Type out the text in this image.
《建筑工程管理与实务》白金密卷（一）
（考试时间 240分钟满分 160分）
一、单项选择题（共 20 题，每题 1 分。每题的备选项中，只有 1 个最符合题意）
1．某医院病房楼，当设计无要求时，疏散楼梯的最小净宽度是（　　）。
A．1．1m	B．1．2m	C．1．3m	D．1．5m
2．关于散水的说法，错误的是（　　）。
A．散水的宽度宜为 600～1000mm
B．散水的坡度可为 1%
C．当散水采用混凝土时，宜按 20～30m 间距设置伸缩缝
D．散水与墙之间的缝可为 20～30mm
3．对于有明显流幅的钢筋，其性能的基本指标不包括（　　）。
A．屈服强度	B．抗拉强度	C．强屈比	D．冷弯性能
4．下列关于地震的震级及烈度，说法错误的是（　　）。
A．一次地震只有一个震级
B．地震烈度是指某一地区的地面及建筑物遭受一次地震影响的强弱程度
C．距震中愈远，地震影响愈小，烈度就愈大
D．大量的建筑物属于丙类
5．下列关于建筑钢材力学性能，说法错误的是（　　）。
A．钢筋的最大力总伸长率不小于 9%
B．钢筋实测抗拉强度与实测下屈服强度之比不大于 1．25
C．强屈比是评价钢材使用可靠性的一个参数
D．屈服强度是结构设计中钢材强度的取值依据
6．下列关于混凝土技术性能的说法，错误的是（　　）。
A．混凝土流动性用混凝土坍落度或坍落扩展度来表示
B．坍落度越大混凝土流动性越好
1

^^^^^^^^

→ **Exercise instructions**: Set down every line of the listing above again, exactly as given.

→ **Answer for this exercise**:
Type out the text in this image.
《建筑工程管理与实务》白金密卷（一）
（考试时间 240分钟满分 160分）
一、单项选择题（共 20 题，每题 1 分。每题的备选项中，只有 1 个最符合题意）
1．某医院病房楼，当设计无要求时，疏散楼梯的最小净宽度是（　　）。
A．1．1m	B．1．2m	C．1．3m	D．1．5m
2．关于散水的说法，错误的是（　　）。
A．散水的宽度宜为 600～1000mm
B．散水的坡度可为 1%
C．当散水采用混凝土时，宜按 20～30m 间距设置伸缩缝
D．散水与墙之间的缝可为 20～30mm
3．对于有明显流幅的钢筋，其性能的基本指标不包括（　　）。
A．屈服强度	B．抗拉强度	C．强屈比	D．冷弯性能
4．下列关于地震的震级及烈度，说法错误的是（　　）。
A．一次地震只有一个震级
B．地震烈度是指某一地区的地面及建筑物遭受一次地震影响的强弱程度
C．距震中愈远，地震影响愈小，烈度就愈大
D．大量的建筑物属于丙类
5．下列关于建筑钢材力学性能，说法错误的是（　　）。
A．钢筋的最大力总伸长率不小于 9%
B．钢筋实测抗拉强度与实测下屈服强度之比不大于 1．25
C．强屈比是评价钢材使用可靠性的一个参数
D．屈服强度是结构设计中钢材强度的取值依据
6．下列关于混凝土技术性能的说法，错误的是（　　）。
A．混凝土流动性用混凝土坍落度或坍落扩展度来表示
B．坍落度越大混凝土流动性越好
1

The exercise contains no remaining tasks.